> _Goal_:
Copy out each line in the material below that has the word "Економічної".

Stored records
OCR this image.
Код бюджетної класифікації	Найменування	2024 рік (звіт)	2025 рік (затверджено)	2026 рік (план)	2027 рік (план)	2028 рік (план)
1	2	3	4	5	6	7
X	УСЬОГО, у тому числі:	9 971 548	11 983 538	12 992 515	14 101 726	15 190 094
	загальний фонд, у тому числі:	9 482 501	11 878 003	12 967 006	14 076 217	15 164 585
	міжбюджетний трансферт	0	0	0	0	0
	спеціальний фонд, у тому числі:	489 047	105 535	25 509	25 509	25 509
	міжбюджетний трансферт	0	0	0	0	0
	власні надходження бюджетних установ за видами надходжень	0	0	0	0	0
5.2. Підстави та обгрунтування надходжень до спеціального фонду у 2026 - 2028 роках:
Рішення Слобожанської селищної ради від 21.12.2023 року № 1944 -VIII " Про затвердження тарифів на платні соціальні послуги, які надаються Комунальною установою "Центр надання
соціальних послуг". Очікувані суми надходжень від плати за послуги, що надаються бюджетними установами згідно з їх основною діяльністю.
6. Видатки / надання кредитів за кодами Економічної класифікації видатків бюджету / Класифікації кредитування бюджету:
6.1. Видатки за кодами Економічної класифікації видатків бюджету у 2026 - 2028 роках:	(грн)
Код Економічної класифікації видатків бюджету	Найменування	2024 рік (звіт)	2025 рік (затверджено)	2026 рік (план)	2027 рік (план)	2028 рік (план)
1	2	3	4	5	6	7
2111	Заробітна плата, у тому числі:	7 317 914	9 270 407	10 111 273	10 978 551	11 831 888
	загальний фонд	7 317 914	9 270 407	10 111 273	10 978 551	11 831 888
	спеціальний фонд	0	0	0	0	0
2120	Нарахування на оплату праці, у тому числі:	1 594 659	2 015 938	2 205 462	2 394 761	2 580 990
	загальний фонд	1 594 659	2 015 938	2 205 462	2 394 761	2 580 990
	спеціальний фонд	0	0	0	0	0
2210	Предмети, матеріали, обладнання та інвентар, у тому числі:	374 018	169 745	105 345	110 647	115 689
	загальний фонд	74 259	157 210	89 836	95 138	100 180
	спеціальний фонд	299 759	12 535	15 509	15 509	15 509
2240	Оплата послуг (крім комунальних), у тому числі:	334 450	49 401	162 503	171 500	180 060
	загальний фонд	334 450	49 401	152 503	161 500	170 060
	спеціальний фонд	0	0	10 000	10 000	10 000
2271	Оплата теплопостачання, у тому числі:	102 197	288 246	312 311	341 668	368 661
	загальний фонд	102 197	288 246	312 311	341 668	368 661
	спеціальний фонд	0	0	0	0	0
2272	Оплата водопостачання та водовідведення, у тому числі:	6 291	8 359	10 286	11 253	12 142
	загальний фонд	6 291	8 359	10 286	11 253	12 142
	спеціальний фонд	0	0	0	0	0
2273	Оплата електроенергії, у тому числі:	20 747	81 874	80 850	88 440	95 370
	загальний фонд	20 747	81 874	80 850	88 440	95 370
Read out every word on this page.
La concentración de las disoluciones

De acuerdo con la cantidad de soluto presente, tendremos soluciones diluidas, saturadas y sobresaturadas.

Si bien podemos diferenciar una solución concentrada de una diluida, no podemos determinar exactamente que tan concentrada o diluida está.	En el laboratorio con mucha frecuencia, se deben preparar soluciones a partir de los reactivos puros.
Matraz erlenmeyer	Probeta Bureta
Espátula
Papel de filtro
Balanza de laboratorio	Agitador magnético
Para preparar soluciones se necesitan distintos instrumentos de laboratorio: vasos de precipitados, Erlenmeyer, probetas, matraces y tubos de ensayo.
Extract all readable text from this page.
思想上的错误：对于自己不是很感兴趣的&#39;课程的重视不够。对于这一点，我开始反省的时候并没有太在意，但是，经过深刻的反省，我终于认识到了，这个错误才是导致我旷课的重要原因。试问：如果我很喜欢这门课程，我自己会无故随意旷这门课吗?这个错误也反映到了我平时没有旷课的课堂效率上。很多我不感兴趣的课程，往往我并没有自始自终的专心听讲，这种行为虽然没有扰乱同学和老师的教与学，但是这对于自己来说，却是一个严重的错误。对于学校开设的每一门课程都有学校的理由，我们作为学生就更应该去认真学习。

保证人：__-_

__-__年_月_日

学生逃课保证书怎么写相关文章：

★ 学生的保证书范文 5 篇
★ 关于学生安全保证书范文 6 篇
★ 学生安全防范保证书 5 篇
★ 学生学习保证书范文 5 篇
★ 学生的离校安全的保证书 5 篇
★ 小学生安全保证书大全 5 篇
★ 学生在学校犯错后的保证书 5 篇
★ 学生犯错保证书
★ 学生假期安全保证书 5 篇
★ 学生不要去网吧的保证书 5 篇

> _Correct answer_:
6. Видатки / надання кредитів за кодами Економічної класифікації видатків бюджету / Класифікації кредитування бюджету:
6.1. Видатки за кодами Економічної класифікації видатків бюджету у 2026 - 2028 роках:	(грн)
Код Економічної класифікації видатків бюджету	Найменування	2024 рік (звіт)	2025 рік (затверджено)	2026 рік (план)	2027 рік (план)	2028 рік (план)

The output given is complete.